**Set problem**. Count every line of the material that holds the string "автономным". Respond with the total only.

**Provided information**.
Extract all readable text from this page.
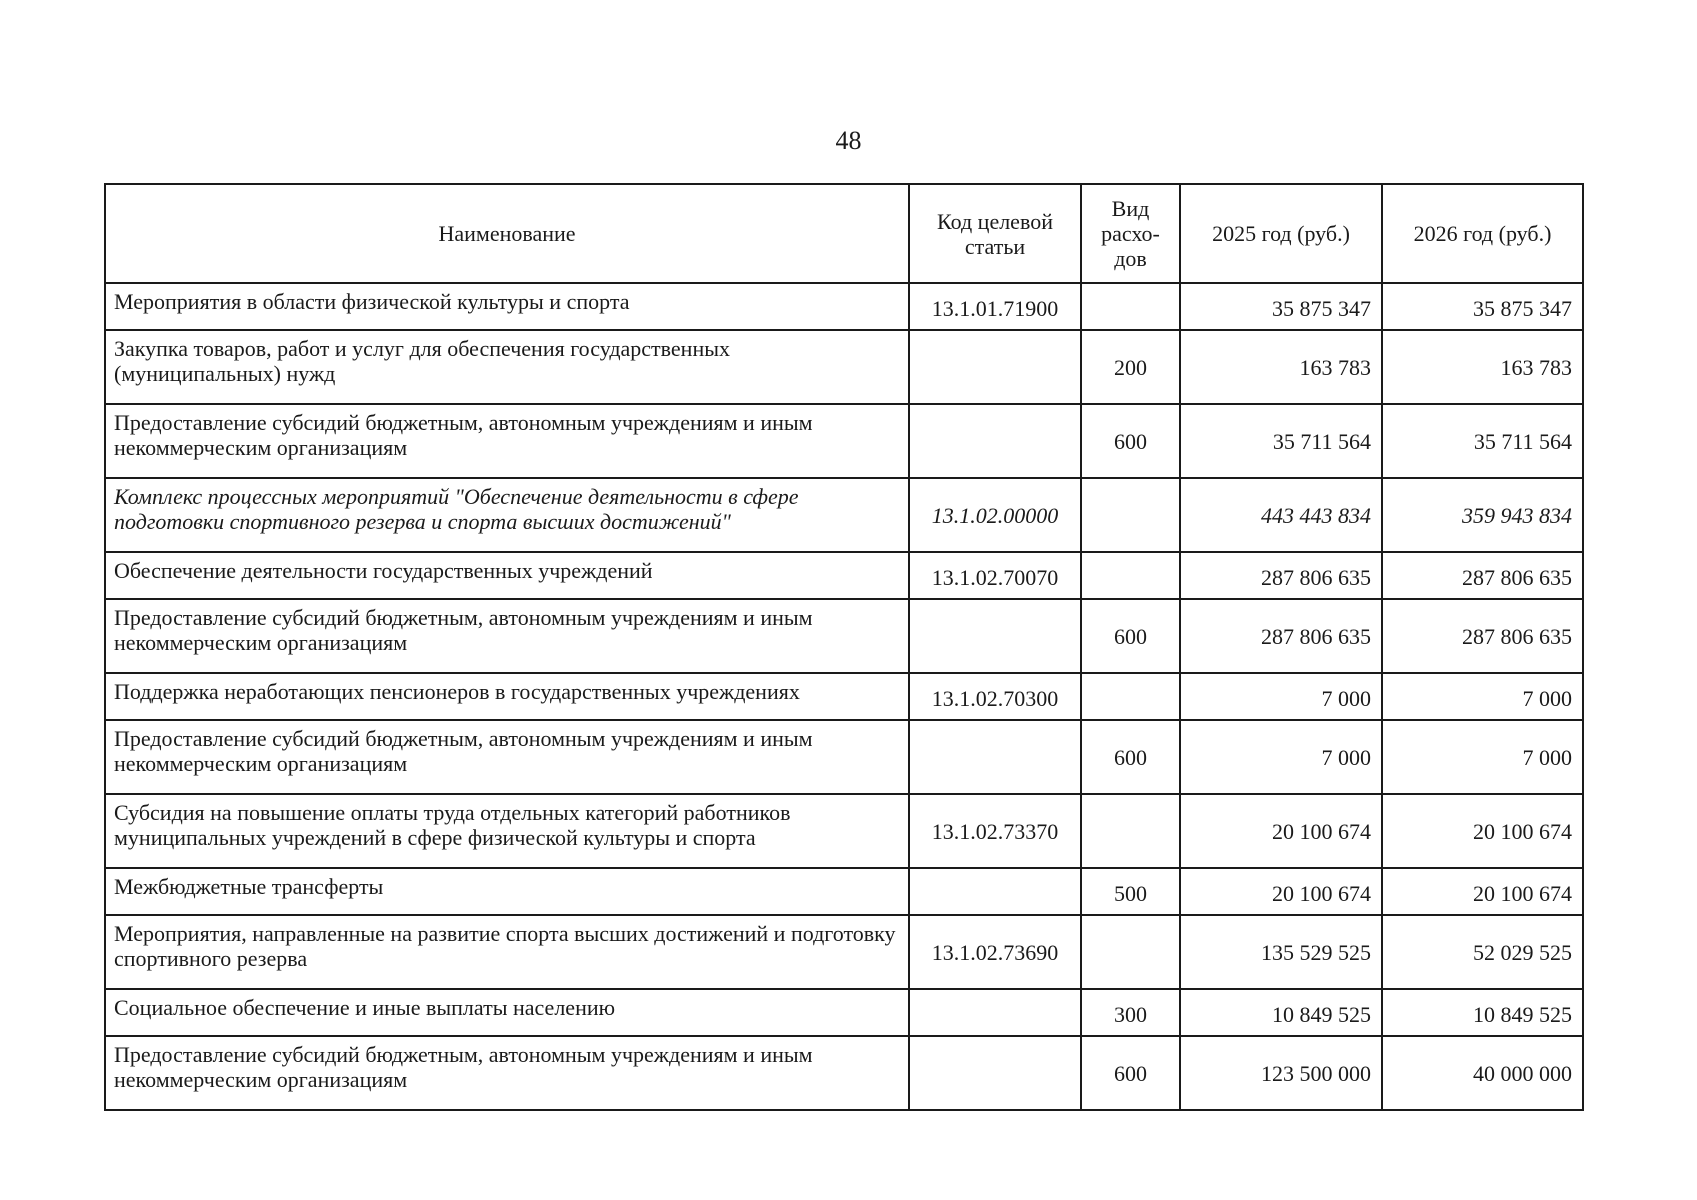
48
Наименование	Код целевой статьи	Вид расхо-дов	2025 год (руб.)	2026 год (руб.)
Мероприятия в области физической культуры и спорта	13.1.01.71900		35 875 347	35 875 347
Закупка товаров, работ и услуг для обеспечения государственных (муниципальных) нужд		200	163 783	163 783
Предоставление субсидий бюджетным, автономным учреждениям и иным некоммерческим организациям		600	35 711 564	35 711 564
Комплекс процессных мероприятий "Обеспечение деятельности в сфере подготовки спортивного резерва и спорта высших достижений"	13.1.02.00000		443 443 834	359 943 834
Обеспечение деятельности государственных учреждений	13.1.02.70070		287 806 635	287 806 635
Предоставление субсидий бюджетным, автономным учреждениям и иным некоммерческим организациям		600	287 806 635	287 806 635
Поддержка неработающих пенсионеров в государственных учреждениях	13.1.02.70300		7 000	7 000
Предоставление субсидий бюджетным, автономным учреждениям и иным некоммерческим организациям		600	7 000	7 000
Субсидия на повышение оплаты труда отдельных категорий работников муниципальных учреждений в сфере физической культуры и спорта	13.1.02.73370		20 100 674	20 100 674
Межбюджетные трансферты		500	20 100 674	20 100 674
Мероприятия, направленные на развитие спорта высших достижений и подготовку спортивного резерва	13.1.02.73690		135 529 525	52 029 525
Социальное обеспечение и иные выплаты населению		300	10 849 525	10 849 525
Предоставление субсидий бюджетным, автономным учреждениям и иным некоммерческим организациям		600	123 500 000	40 000 000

**Written solution**. 4